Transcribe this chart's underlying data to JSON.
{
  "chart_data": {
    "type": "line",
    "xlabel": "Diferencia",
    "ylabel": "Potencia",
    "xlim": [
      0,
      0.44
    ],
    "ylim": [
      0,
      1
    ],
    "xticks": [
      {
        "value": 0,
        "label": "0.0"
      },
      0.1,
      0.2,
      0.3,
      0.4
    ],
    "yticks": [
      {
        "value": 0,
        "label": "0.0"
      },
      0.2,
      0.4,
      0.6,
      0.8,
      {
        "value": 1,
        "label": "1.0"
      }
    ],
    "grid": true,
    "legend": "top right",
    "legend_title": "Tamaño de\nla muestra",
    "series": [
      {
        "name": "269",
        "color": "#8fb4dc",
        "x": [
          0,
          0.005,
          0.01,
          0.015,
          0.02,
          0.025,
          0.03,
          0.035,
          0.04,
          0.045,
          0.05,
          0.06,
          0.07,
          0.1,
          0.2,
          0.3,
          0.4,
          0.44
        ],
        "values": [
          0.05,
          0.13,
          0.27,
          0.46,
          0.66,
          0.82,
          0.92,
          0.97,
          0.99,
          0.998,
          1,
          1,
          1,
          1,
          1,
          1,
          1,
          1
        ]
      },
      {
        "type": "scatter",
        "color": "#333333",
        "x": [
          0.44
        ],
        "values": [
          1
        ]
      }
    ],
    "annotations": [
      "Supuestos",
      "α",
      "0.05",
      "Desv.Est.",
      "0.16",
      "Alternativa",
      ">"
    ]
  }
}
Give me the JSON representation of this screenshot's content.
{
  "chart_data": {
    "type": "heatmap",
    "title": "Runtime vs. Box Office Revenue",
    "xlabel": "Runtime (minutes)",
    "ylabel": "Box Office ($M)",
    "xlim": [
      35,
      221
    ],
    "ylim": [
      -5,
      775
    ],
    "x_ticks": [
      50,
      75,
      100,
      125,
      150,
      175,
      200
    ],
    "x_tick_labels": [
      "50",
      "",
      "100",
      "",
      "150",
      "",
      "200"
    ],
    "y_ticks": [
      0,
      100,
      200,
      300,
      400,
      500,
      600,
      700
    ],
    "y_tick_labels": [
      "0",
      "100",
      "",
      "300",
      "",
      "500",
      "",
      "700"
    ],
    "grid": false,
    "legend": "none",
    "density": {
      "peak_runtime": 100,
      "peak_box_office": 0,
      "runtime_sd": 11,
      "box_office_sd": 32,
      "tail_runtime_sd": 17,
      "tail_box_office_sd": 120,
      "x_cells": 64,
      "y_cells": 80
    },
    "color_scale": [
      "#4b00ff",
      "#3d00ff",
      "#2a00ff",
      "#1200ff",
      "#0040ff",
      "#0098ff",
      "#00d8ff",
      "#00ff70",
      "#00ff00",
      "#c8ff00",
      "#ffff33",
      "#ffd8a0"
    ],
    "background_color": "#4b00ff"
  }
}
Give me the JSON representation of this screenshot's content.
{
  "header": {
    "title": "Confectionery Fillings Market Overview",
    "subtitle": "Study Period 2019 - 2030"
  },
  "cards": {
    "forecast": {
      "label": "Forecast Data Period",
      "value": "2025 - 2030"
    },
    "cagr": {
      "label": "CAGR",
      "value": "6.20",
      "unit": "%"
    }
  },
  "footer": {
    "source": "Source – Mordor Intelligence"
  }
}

* _What to work on_: Recopy the entries above exactly, with every line included.

* _Right answer_:
Transcribe this chart's underlying data to JSON.
{
  "chart_data": {
    "type": "line",
    "xlabel": "Diferencia",
    "ylabel": "Potencia",
    "xlim": [
      0,
      0.44
    ],
    "ylim": [
      0,
      1
    ],
    "xticks": [
      {
        "value": 0,
        "label": "0.0"
      },
      0.1,
      0.2,
      0.3,
      0.4
    ],
    "yticks": [
      {
        "value": 0,
        "label": "0.0"
      },
      0.2,
      0.4,
      0.6,
      0.8,
      {
        "value": 1,
        "label": "1.0"
      }
    ],
    "grid": true,
    "legend": "top right",
    "legend_title": "Tamaño de\nla muestra",
    "series": [
      {
        "name": "269",
        "color": "#8fb4dc",
        "x": [
          0,
          0.005,
          0.01,
          0.015,
          0.02,
          0.025,
          0.03,
          0.035,
          0.04,
          0.045,
          0.05,
          0.06,
          0.07,
          0.1,
          0.2,
          0.3,
          0.4,
          0.44
        ],
        "values": [
          0.05,
          0.13,
          0.27,
          0.46,
          0.66,
          0.82,
          0.92,
          0.97,
          0.99,
          0.998,
          1,
          1,
          1,
          1,
          1,
          1,
          1,
          1
        ]
      },
      {
        "type": "scatter",
        "color": "#333333",
        "x": [
          0.44
        ],
        "values": [
          1
        ]
      }
    ],
    "annotations": [
      "Supuestos",
      "α",
      "0.05",
      "Desv.Est.",
      "0.16",
      "Alternativa",
      ">"
    ]
  }
}
Give me the JSON representation of this screenshot's content.
{
  "chart_data": {
    "type": "heatmap",
    "title": "Runtime vs. Box Office Revenue",
    "xlabel": "Runtime (minutes)",
    "ylabel": "Box Office ($M)",
    "xlim": [
      35,
      221
    ],
    "ylim": [
      -5,
      775
    ],
    "x_ticks": [
      50,
      75,
      100,
      125,
      150,
      175,
      200
    ],
    "x_tick_labels": [
      "50",
      "",
      "100",
      "",
      "150",
      "",
      "200"
    ],
    "y_ticks": [
      0,
      100,
      200,
      300,
      400,
      500,
      600,
      700
    ],
    "y_tick_labels": [
      "0",
      "100",
      "",
      "300",
      "",
      "500",
      "",
      "700"
    ],
    "grid": false,
    "legend": "none",
    "density": {
      "peak_runtime": 100,
      "peak_box_office": 0,
      "runtime_sd": 11,
      "box_office_sd": 32,
      "tail_runtime_sd": 17,
      "tail_box_office_sd": 120,
      "x_cells": 64,
      "y_cells": 80
    },
    "color_scale": [
      "#4b00ff",
      "#3d00ff",
      "#2a00ff",
      "#1200ff",
      "#0040ff",
      "#0098ff",
      "#00d8ff",
      "#00ff70",
      "#00ff00",
      "#c8ff00",
      "#ffff33",
      "#ffd8a0"
    ],
    "background_color": "#4b00ff"
  }
}
Give me the JSON representation of this screenshot's content.
{
  "header": {
    "title": "Confectionery Fillings Market Overview",
    "subtitle": "Study Period 2019 - 2030"
  },
  "cards": {
    "forecast": {
      "label": "Forecast Data Period",
      "value": "2025 - 2030"
    },
    "cagr": {
      "label": "CAGR",
      "value": "6.20",
      "unit": "%"
    }
  },
  "footer": {
    "source": "Source – Mordor Intelligence"
  }
}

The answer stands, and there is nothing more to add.